In the text on flash drives and resellers, what could resellers offer to customers who understood irony?

→ Document segment:
BEGIN
Flash is killing resellers. And we don’t mean Flash Gordon. Or that bloke in an old raincoat who occasionally pops into the shop. Or those things that make your photos look better when taking selfies in the dark. We mean flash drives. Solid state drives. Hard disks with no moving parts. With very little to go wrong. Ever.
Built-in obsolescence was famously made famous by Henry Ford who probably only invented it by accident while trying to make his cars cheaper. The by-product of the cheap, mass-produced car was that bits wore out and needed replacing, thus creating a nice little earner for the folks who keep them going. And the same thing applied to IT.
In the reseller world, you could always rely on a hard drive to help with the bottom line. First, there was the fear of failure. Anything designed to spin faster than a Formula One engine for 24 hours a day isn’t long for this world. Heck those Formula One dudes change engines after every race. And if the spinning isn’t bad enough, there are those data pickup heads hovering nanometres above the surface. That’s like holding a Formula One race on a velodrome. There’s going to be a crash.
That scenario, once explained, gave rise to all sorts of up-selling. Like a backup hard drive for the unreliable hard drive inside the PC. Fortunately for resellers, irony is lost on the general public. For those who understood irony, we could offer a tape drive, which by design was more unreliable than any hard drive ever built, with a level of incompatibility between vendors that would make Apple and Microsoft very proud.
Then, when the inevitable occurred and the hard drive crashed, we could offer umpteen services to the hapless consumer. This could be a high-cost, high-tech solution in a clean room with dudes in HAZMAT suits, trying to recover all the broken bits of data to assemble them into a facsimile of the lost lolcat pictures. Or, it could be a simple,“Oh dear, how sad, never mind”, followed by the installation of a brand new time-bomb from one of the highly respected hard drive vendors.
END
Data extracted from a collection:
BEGIN
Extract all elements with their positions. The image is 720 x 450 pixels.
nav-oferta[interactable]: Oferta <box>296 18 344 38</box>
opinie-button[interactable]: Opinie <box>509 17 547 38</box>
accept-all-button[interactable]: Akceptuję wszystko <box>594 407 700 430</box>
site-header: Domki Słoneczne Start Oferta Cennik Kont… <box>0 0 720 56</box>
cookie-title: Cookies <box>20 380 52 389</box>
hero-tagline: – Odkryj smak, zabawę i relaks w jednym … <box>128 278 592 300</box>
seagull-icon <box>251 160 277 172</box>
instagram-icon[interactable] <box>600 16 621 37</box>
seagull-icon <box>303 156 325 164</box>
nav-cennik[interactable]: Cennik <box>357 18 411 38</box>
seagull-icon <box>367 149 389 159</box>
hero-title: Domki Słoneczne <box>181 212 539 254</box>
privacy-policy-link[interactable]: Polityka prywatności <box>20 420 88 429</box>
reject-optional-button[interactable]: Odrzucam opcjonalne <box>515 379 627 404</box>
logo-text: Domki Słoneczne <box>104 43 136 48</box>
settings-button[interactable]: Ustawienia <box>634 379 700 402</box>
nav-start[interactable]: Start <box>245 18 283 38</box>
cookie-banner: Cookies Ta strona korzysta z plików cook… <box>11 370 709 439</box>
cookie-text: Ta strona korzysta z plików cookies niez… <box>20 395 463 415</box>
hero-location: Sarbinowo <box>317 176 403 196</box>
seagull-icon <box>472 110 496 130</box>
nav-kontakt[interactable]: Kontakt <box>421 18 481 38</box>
END
→ Solved exercise: A tape drive.